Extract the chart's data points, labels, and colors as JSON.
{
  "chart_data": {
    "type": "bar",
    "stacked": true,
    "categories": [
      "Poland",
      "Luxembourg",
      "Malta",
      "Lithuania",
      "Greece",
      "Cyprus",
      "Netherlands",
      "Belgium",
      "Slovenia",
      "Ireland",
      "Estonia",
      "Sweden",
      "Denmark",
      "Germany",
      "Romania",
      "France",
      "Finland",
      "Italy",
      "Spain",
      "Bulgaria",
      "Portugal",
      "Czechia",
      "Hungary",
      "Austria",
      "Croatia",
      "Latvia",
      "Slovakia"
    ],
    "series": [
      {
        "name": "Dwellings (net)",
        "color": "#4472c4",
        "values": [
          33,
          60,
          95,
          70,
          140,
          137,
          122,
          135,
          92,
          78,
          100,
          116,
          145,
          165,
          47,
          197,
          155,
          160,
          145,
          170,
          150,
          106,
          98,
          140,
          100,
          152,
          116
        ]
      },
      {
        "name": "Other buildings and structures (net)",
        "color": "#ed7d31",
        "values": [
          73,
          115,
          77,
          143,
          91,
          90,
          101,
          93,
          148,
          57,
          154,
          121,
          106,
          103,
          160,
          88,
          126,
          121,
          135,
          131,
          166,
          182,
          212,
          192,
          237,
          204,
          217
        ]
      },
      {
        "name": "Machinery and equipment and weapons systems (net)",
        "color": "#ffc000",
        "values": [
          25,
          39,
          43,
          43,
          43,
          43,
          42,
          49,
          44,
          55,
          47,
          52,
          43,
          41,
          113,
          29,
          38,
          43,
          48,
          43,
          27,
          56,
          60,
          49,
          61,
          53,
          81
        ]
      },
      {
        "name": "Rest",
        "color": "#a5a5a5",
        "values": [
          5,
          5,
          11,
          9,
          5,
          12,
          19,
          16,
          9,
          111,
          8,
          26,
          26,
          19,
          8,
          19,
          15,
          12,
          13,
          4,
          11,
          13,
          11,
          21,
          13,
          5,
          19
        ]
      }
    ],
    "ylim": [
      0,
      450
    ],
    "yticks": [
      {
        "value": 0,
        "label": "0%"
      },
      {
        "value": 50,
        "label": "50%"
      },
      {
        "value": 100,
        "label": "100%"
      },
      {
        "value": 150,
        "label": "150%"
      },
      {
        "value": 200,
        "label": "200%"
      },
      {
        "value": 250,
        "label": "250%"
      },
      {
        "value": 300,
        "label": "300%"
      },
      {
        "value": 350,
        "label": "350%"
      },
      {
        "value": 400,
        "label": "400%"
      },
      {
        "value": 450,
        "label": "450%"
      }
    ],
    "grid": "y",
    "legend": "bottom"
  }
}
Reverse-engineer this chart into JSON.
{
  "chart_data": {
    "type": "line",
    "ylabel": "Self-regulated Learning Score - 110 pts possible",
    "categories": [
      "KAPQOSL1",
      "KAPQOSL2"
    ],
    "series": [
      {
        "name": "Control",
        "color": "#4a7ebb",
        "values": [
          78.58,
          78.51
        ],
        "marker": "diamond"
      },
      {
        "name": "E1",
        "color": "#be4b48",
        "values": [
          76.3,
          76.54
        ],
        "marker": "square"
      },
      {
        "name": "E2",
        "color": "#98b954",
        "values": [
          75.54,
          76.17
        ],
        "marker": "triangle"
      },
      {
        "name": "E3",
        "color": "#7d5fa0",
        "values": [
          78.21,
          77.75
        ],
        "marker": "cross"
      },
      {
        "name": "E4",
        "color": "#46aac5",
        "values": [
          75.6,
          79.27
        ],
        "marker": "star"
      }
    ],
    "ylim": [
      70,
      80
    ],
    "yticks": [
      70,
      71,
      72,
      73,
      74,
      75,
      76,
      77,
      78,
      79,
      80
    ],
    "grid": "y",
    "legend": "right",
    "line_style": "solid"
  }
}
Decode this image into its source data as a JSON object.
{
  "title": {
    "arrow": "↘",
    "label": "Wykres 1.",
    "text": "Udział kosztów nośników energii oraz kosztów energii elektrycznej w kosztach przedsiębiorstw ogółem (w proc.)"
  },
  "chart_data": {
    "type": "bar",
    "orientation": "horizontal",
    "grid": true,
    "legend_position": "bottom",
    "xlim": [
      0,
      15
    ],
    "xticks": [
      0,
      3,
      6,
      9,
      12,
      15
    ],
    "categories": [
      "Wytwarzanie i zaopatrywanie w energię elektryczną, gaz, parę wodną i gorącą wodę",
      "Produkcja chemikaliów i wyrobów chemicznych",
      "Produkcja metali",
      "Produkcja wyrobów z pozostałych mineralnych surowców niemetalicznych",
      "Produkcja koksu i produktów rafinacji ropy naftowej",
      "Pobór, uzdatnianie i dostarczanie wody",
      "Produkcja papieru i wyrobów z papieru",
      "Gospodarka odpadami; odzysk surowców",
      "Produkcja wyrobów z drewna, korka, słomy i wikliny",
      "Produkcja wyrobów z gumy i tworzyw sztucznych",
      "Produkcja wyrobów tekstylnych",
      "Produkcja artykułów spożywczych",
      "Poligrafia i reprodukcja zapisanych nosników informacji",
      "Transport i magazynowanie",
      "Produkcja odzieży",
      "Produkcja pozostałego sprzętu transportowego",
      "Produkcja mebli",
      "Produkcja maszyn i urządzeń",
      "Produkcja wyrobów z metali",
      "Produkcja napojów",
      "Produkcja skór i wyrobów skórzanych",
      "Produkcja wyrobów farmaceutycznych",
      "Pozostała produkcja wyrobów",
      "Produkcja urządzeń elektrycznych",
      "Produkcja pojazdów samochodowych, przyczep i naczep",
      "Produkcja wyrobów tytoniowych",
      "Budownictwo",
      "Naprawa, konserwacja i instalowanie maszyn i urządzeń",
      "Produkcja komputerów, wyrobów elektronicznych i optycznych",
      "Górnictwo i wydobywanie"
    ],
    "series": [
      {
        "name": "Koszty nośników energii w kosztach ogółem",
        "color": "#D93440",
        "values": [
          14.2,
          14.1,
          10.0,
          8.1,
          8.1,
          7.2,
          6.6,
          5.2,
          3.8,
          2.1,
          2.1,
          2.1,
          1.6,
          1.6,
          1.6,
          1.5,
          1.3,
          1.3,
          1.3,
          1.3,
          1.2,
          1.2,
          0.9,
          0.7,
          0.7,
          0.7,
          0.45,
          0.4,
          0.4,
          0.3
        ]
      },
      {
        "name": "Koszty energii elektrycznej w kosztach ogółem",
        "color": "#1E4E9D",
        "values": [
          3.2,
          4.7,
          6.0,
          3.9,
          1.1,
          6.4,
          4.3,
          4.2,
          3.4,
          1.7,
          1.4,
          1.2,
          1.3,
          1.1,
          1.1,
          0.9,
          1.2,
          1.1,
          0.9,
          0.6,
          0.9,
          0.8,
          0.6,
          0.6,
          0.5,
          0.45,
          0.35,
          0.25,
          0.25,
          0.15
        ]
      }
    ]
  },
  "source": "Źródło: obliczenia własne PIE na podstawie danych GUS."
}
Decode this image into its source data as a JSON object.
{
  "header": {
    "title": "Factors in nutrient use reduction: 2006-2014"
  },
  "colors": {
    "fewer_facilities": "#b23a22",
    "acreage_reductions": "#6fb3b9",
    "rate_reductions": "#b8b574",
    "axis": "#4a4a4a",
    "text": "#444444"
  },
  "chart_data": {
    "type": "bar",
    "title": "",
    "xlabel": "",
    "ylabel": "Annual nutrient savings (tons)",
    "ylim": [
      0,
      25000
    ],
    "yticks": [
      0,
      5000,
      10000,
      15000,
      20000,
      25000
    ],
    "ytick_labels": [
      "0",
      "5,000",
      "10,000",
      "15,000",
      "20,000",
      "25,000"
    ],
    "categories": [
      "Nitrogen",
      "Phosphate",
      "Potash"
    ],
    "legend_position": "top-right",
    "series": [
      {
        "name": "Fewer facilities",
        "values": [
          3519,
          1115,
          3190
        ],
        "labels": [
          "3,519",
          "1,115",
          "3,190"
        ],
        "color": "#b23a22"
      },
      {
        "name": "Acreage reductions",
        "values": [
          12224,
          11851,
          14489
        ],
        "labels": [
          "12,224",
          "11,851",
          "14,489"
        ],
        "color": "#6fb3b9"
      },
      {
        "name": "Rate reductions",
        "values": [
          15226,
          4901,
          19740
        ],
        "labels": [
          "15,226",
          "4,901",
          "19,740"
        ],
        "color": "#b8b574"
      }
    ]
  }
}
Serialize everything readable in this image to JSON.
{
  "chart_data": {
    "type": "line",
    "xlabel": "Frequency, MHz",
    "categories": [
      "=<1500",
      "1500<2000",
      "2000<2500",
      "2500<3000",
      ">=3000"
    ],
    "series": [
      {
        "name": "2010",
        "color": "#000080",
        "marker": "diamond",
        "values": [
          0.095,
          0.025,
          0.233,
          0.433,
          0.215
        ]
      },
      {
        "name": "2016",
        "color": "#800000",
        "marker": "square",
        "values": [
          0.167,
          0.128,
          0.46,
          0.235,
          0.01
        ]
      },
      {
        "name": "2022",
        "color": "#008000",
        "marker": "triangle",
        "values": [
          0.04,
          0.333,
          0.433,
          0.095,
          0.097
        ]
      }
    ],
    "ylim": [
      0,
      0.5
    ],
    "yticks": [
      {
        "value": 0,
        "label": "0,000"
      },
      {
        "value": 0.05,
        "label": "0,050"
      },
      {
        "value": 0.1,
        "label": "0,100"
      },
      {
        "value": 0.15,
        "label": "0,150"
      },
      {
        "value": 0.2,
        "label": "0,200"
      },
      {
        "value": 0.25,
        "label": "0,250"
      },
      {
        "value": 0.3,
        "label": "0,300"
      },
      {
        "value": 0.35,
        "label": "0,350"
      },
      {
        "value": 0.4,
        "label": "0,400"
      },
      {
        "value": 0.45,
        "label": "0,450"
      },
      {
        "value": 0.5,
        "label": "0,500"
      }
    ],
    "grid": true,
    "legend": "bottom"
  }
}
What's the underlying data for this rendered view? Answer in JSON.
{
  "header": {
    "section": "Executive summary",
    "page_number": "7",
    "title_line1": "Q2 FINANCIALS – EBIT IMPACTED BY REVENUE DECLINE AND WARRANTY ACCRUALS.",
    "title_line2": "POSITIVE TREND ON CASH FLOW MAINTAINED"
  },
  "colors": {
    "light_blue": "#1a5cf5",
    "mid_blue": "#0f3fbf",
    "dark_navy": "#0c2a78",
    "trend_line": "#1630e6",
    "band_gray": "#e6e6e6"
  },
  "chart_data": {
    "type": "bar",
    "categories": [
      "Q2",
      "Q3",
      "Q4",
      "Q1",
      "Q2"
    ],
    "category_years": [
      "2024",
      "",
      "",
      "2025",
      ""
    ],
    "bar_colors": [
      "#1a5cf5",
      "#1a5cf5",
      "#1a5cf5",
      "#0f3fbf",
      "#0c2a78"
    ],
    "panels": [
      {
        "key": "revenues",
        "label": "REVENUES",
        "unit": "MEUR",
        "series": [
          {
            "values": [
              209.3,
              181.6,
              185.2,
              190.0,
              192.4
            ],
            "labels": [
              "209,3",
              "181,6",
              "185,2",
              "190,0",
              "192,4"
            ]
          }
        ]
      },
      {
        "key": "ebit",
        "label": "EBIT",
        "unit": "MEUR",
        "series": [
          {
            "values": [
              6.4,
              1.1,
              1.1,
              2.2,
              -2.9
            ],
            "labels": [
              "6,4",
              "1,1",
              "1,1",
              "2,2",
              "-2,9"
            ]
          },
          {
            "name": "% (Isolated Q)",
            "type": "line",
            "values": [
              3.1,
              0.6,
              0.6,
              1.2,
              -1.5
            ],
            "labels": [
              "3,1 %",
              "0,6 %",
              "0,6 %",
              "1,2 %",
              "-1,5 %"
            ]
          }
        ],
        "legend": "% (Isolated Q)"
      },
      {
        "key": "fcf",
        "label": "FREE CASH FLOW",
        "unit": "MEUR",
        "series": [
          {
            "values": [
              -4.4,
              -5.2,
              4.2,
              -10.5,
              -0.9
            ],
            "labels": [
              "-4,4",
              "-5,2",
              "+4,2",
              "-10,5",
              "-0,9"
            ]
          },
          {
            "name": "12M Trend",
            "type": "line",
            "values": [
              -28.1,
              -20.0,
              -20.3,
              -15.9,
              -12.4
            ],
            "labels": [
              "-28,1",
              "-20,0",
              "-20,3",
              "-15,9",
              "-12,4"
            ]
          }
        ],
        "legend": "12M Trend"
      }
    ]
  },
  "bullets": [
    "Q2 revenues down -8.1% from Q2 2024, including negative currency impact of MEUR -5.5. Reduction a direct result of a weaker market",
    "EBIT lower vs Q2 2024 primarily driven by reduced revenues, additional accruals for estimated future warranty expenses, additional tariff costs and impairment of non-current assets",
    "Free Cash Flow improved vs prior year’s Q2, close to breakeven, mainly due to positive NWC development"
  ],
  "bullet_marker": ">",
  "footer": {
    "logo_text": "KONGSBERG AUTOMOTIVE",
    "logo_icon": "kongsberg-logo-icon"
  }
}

What is asked: Look through the data above. Each line containing the word "ogółem" needs to be copied.

Solved problem:
    "text": "Udział kosztów nośników energii oraz kosztów energii elektrycznej w kosztach przedsiębiorstw ogółem (w proc.)"
        "name": "Koszty nośników energii w kosztach ogółem",
        "name": "Koszty energii elektrycznej w kosztach ogółem",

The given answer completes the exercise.